EXERCISE: Copy out every line of the records where the string "title" occurs.

DATA:
################

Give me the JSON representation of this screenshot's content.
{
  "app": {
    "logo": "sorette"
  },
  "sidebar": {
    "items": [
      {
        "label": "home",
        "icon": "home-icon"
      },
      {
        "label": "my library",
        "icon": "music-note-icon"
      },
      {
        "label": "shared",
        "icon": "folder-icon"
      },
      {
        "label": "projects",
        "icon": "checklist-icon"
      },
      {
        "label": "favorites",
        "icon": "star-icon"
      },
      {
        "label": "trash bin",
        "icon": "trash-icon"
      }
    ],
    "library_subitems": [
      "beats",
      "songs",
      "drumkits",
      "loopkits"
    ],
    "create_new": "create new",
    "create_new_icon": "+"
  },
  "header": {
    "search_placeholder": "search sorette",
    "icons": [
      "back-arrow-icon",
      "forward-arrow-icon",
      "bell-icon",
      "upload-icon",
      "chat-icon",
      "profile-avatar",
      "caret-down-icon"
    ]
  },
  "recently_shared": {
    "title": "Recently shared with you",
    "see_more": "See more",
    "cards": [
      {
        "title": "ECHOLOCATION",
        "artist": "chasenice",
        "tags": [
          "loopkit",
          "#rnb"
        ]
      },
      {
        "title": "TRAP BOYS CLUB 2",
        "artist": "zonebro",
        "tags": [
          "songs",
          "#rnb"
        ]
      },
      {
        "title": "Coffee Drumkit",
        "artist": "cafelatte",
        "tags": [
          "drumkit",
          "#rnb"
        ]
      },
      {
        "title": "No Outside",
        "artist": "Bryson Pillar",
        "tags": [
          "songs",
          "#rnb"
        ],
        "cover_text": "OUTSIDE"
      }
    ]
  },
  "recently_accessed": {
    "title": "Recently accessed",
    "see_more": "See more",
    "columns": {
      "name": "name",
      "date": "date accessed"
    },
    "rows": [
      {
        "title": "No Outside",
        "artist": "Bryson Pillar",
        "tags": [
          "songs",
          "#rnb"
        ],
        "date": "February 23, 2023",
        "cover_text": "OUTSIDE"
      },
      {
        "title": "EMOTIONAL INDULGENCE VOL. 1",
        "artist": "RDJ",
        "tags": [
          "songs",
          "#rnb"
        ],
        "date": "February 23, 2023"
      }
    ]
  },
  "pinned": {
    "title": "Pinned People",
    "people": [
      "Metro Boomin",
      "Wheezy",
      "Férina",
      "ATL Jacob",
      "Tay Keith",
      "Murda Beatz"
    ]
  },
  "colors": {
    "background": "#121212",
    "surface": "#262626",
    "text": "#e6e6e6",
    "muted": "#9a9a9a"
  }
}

################

FINAL RESULT:
    "title": "Recently shared with you",
        "title": "ECHOLOCATION",
        "title": "TRAP BOYS CLUB 2",
        "title": "Coffee Drumkit",
        "title": "No Outside",
    "title": "Recently accessed",
        "title": "No Outside",
        "title": "EMOTIONAL INDULGENCE VOL. 1",
    "title": "Pinned People",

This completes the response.